To do
Copy out every line below word for word, leaving out the pictures.

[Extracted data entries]
'''
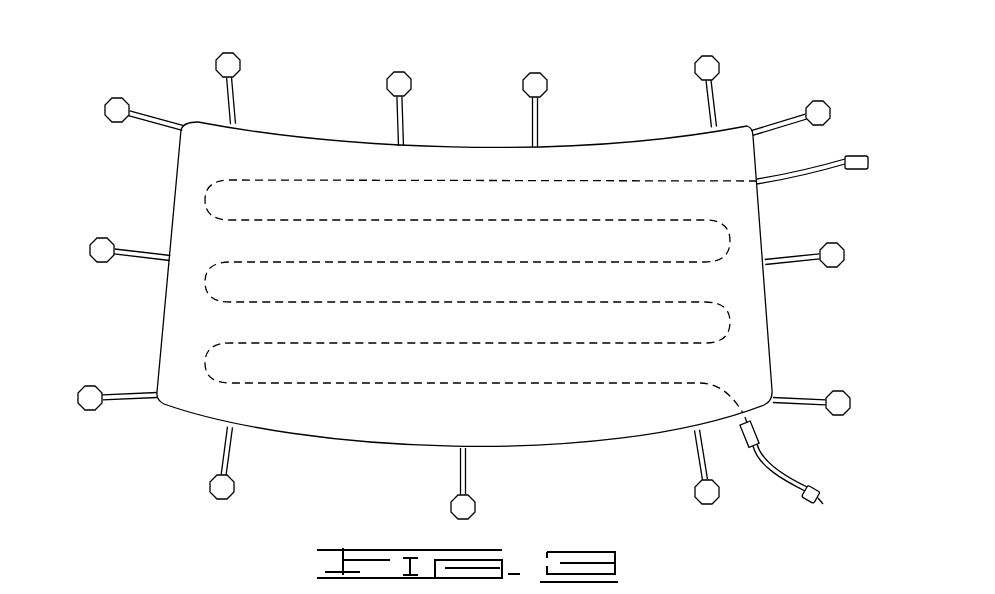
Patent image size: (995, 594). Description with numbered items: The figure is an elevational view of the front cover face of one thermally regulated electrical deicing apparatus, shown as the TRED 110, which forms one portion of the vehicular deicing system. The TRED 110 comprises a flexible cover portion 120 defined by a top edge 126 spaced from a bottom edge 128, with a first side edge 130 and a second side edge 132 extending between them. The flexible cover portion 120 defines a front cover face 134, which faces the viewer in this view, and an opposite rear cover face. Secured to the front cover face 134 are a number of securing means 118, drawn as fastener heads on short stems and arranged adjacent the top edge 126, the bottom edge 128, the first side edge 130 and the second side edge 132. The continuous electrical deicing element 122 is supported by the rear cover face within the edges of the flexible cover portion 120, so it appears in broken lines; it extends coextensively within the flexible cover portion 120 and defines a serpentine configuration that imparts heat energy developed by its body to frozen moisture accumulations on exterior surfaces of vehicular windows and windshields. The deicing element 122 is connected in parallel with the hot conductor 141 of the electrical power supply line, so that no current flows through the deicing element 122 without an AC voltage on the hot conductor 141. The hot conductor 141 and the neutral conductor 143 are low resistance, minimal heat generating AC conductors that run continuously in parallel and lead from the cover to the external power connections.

The TRED 110 is at (593, 78).
The securing means 118 is at (390, 78).
The flexible cover portion 120 is at (778, 345).
The continuous electrical deicing element 122 is at (779, 165).
The top edge 126 is at (440, 148).
The bottom edge 128 is at (373, 443).
The first side edge 130 is at (172, 218).
The second side edge 132 is at (763, 240).
The front cover face 134 is at (702, 158).
The hot conductor 141 is at (822, 507).
The neutral conductor 143 is at (825, 500).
'''
Written answer
Patent image size: (995, 594). Description with numbered items: The figure is an elevational view of the front cover face of one thermally regulated electrical deicing apparatus, shown as the TRED 110, which forms one portion of the vehicular deicing system. The TRED 110 comprises a flexible cover portion 120 defined by a top edge 126 spaced from a bottom edge 128, with a first side edge 130 and a second side edge 132 extending between them. The flexible cover portion 120 defines a front cover face 134, which faces the viewer in this view, and an opposite rear cover face. Secured to the front cover face 134 are a number of securing means 118, drawn as fastener heads on short stems and arranged adjacent the top edge 126, the bottom edge 128, the first side edge 130 and the second side edge 132. The continuous electrical deicing element 122 is supported by the rear cover face within the edges of the flexible cover portion 120, so it appears in broken lines; it extends coextensively within the flexible cover portion 120 and defines a serpentine configuration that imparts heat energy developed by its body to frozen moisture accumulations on exterior surfaces of vehicular windows and windshields. The deicing element 122 is connected in parallel with the hot conductor 141 of the electrical power supply line, so that no current flows through the deicing element 122 without an AC voltage on the hot conductor 141. The hot conductor 141 and the neutral conductor 143 are low resistance, minimal heat generating AC conductors that run continuously in parallel and lead from the cover to the external power connections.

The TRED 110 is at (593, 78).
The securing means 118 is at (390, 78).
The flexible cover portion 120 is at (778, 345).
The continuous electrical deicing element 122 is at (779, 165).
The top edge 126 is at (440, 148).
The bottom edge 128 is at (373, 443).
The first side edge 130 is at (172, 218).
The second side edge 132 is at (763, 240).
The front cover face 134 is at (702, 158).
The hot conductor 141 is at (822, 507).
The neutral conductor 143 is at (825, 500).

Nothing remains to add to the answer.